▶ _Task to complete_: Write each line exactly, from the line that holds "Convert this document image to plain text." through the final line of the material, and no other line.

Data records:
* * *

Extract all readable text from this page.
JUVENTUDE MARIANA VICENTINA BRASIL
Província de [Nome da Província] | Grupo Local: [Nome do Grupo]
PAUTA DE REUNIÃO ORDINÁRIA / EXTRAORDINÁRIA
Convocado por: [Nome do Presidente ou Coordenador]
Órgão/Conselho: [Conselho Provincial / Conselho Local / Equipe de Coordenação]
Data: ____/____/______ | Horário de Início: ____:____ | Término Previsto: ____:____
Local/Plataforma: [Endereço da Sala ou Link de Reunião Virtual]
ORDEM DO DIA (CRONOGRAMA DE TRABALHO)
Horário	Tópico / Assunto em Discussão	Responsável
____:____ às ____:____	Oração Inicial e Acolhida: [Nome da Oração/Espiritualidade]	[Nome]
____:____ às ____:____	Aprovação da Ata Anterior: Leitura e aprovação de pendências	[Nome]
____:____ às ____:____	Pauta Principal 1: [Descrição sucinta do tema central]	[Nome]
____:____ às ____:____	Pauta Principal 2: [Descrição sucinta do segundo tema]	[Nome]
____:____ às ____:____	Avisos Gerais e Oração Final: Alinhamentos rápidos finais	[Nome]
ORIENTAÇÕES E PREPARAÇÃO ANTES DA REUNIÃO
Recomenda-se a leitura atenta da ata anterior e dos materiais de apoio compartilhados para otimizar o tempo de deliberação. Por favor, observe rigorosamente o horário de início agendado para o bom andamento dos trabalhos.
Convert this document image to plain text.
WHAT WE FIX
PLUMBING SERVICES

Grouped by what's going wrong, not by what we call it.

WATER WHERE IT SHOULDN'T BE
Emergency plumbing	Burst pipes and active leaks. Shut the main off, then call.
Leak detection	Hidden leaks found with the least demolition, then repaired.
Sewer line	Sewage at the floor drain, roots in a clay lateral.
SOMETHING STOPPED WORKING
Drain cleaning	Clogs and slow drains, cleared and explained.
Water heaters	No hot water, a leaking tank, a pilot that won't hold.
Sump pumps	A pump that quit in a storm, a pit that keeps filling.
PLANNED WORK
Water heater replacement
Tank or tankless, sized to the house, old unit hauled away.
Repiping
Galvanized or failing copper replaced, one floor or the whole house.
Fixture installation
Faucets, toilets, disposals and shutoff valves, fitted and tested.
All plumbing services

* * *

▶ _Full response_:
Convert this document image to plain text.
WHAT WE FIX
PLUMBING SERVICES

Grouped by what's going wrong, not by what we call it.

WATER WHERE IT SHOULDN'T BE
Emergency plumbing	Burst pipes and active leaks. Shut the main off, then call.
Leak detection	Hidden leaks found with the least demolition, then repaired.
Sewer line	Sewage at the floor drain, roots in a clay lateral.
SOMETHING STOPPED WORKING
Drain cleaning	Clogs and slow drains, cleared and explained.
Water heaters	No hot water, a leaking tank, a pilot that won't hold.
Sump pumps	A pump that quit in a storm, a pit that keeps filling.
PLANNED WORK
Water heater replacement
Tank or tankless, sized to the house, old unit hauled away.
Repiping
Galvanized or failing copper replaced, one floor or the whole house.
Fixture installation
Faucets, toilets, disposals and shutoff valves, fitted and tested.
All plumbing services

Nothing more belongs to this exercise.